BEGIN WORKING DATA

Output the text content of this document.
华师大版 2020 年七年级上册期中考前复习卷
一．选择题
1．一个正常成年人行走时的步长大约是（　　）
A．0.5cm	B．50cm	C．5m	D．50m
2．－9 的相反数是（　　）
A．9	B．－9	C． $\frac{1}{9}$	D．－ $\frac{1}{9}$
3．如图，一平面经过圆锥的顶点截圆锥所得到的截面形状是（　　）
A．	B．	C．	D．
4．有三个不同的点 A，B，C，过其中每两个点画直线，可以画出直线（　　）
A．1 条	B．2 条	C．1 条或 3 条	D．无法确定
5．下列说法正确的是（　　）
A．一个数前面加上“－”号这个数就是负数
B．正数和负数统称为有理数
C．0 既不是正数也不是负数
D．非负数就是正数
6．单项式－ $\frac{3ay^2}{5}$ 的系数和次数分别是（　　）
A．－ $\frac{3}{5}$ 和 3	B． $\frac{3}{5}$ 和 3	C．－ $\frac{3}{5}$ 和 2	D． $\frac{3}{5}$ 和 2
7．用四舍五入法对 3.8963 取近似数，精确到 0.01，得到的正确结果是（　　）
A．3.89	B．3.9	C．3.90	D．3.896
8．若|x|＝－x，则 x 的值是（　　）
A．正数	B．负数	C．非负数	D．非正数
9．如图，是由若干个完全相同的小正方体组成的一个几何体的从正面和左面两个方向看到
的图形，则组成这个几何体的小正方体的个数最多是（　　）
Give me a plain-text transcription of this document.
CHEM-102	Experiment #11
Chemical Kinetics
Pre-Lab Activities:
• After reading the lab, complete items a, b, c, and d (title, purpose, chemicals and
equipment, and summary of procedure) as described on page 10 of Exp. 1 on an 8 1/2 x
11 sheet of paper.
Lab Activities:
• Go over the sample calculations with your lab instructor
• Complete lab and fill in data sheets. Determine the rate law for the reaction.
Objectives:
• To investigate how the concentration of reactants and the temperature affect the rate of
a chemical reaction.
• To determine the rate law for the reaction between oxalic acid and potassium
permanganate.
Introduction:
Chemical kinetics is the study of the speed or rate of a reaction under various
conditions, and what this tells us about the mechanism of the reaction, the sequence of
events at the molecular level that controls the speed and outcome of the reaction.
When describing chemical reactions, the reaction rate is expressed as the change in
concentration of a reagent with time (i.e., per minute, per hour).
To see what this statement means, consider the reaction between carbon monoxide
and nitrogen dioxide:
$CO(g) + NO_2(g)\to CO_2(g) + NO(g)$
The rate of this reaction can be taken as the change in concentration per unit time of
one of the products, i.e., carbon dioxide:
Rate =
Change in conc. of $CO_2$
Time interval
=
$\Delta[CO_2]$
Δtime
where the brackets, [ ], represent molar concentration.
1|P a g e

END WORKING DATA

Using the records above, list each line that includes "text".

#### PROBLEM SOLUTION:
Output the text content of this document.
Give me a plain-text transcription of this document.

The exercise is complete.